▶ **What you are asked to do**
Send back the entries below exactly as they appear.
-.-.-
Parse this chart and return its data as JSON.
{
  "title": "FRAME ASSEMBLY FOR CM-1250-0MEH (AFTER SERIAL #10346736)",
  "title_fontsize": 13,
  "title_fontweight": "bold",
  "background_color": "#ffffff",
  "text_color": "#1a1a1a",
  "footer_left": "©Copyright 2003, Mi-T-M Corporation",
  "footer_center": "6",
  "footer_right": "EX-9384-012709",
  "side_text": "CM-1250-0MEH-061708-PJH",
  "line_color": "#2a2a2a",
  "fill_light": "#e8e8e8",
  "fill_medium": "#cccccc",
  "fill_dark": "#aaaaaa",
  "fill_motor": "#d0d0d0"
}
-.-.-
▶ **Problem solution**
Parse this chart and return its data as JSON.
{
  "title": "FRAME ASSEMBLY FOR CM-1250-0MEH (AFTER SERIAL #10346736)",
  "title_fontsize": 13,
  "title_fontweight": "bold",
  "background_color": "#ffffff",
  "text_color": "#1a1a1a",
  "footer_left": "©Copyright 2003, Mi-T-M Corporation",
  "footer_center": "6",
  "footer_right": "EX-9384-012709",
  "side_text": "CM-1250-0MEH-061708-PJH",
  "line_color": "#2a2a2a",
  "fill_light": "#e8e8e8",
  "fill_medium": "#cccccc",
  "fill_dark": "#aaaaaa",
  "fill_motor": "#d0d0d0"
}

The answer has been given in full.